[WRITTEN REQUEST]
Quote all entries exactly, leaving pictures aside.

[LISTED ENTRIES]
+++

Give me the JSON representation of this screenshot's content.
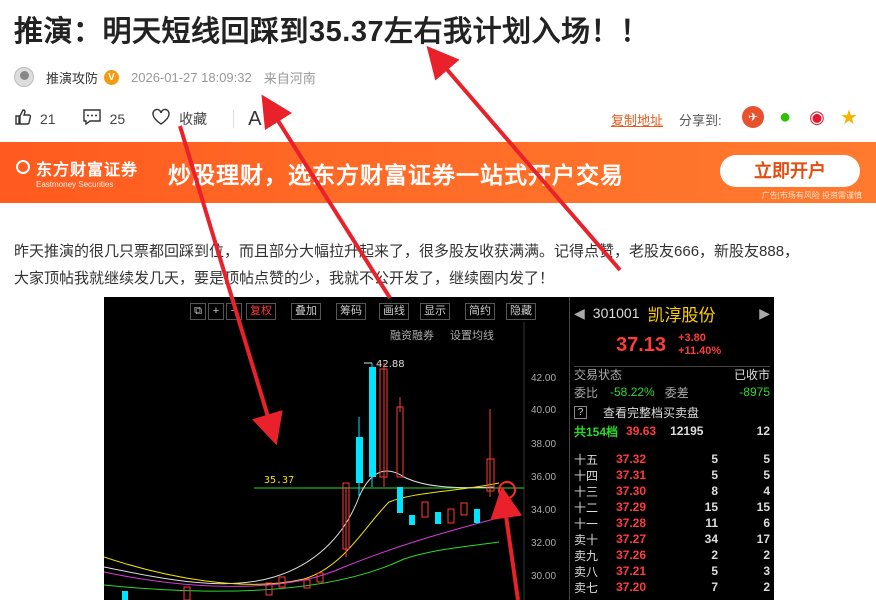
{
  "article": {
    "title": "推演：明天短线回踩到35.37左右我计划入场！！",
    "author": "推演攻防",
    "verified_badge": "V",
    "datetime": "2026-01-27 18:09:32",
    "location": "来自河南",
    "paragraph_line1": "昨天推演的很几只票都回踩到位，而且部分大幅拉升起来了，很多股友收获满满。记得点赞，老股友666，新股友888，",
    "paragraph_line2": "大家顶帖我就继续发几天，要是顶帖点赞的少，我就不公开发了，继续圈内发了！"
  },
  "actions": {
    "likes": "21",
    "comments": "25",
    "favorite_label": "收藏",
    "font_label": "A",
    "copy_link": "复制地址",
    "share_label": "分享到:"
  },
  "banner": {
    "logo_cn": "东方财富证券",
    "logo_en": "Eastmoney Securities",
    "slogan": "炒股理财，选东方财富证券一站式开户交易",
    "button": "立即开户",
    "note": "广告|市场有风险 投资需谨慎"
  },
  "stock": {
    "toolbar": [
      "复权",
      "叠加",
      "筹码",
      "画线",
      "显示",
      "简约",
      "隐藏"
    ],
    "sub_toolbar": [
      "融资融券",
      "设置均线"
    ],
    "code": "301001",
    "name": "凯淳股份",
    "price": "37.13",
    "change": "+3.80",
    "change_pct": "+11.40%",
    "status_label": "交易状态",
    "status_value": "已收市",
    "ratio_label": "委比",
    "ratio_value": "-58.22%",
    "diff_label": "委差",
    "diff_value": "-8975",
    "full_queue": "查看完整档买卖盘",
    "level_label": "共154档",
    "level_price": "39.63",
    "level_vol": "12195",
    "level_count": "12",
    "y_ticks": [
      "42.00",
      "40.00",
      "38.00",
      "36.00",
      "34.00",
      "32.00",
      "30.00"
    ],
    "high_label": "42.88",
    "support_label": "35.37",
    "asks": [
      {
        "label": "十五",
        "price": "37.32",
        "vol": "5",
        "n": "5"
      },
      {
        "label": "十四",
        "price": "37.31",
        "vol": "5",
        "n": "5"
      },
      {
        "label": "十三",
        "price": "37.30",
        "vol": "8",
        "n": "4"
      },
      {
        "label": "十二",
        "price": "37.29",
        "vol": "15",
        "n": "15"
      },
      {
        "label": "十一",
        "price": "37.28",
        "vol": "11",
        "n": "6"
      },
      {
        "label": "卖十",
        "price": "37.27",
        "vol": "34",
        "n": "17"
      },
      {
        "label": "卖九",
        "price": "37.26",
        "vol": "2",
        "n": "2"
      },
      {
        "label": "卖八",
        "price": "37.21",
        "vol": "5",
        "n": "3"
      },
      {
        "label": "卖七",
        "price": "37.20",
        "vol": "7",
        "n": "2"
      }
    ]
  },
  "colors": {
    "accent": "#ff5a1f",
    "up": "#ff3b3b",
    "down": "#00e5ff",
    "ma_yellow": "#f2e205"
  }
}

+++

[RESULT OF THIS TASK]
Give me the JSON representation of this screenshot's content.
{
  "article": {
    "title": "推演：明天短线回踩到35.37左右我计划入场！！",
    "author": "推演攻防",
    "verified_badge": "V",
    "datetime": "2026-01-27 18:09:32",
    "location": "来自河南",
    "paragraph_line1": "昨天推演的很几只票都回踩到位，而且部分大幅拉升起来了，很多股友收获满满。记得点赞，老股友666，新股友888，",
    "paragraph_line2": "大家顶帖我就继续发几天，要是顶帖点赞的少，我就不公开发了，继续圈内发了！"
  },
  "actions": {
    "likes": "21",
    "comments": "25",
    "favorite_label": "收藏",
    "font_label": "A",
    "copy_link": "复制地址",
    "share_label": "分享到:"
  },
  "banner": {
    "logo_cn": "东方财富证券",
    "logo_en": "Eastmoney Securities",
    "slogan": "炒股理财，选东方财富证券一站式开户交易",
    "button": "立即开户",
    "note": "广告|市场有风险 投资需谨慎"
  },
  "stock": {
    "toolbar": [
      "复权",
      "叠加",
      "筹码",
      "画线",
      "显示",
      "简约",
      "隐藏"
    ],
    "sub_toolbar": [
      "融资融券",
      "设置均线"
    ],
    "code": "301001",
    "name": "凯淳股份",
    "price": "37.13",
    "change": "+3.80",
    "change_pct": "+11.40%",
    "status_label": "交易状态",
    "status_value": "已收市",
    "ratio_label": "委比",
    "ratio_value": "-58.22%",
    "diff_label": "委差",
    "diff_value": "-8975",
    "full_queue": "查看完整档买卖盘",
    "level_label": "共154档",
    "level_price": "39.63",
    "level_vol": "12195",
    "level_count": "12",
    "y_ticks": [
      "42.00",
      "40.00",
      "38.00",
      "36.00",
      "34.00",
      "32.00",
      "30.00"
    ],
    "high_label": "42.88",
    "support_label": "35.37",
    "asks": [
      {
        "label": "十五",
        "price": "37.32",
        "vol": "5",
        "n": "5"
      },
      {
        "label": "十四",
        "price": "37.31",
        "vol": "5",
        "n": "5"
      },
      {
        "label": "十三",
        "price": "37.30",
        "vol": "8",
        "n": "4"
      },
      {
        "label": "十二",
        "price": "37.29",
        "vol": "15",
        "n": "15"
      },
      {
        "label": "十一",
        "price": "37.28",
        "vol": "11",
        "n": "6"
      },
      {
        "label": "卖十",
        "price": "37.27",
        "vol": "34",
        "n": "17"
      },
      {
        "label": "卖九",
        "price": "37.26",
        "vol": "2",
        "n": "2"
      },
      {
        "label": "卖八",
        "price": "37.21",
        "vol": "5",
        "n": "3"
      },
      {
        "label": "卖七",
        "price": "37.20",
        "vol": "7",
        "n": "2"
      }
    ]
  },
  "colors": {
    "accent": "#ff5a1f",
    "up": "#ff3b3b",
    "down": "#00e5ff",
    "ma_yellow": "#f2e205"
  }
}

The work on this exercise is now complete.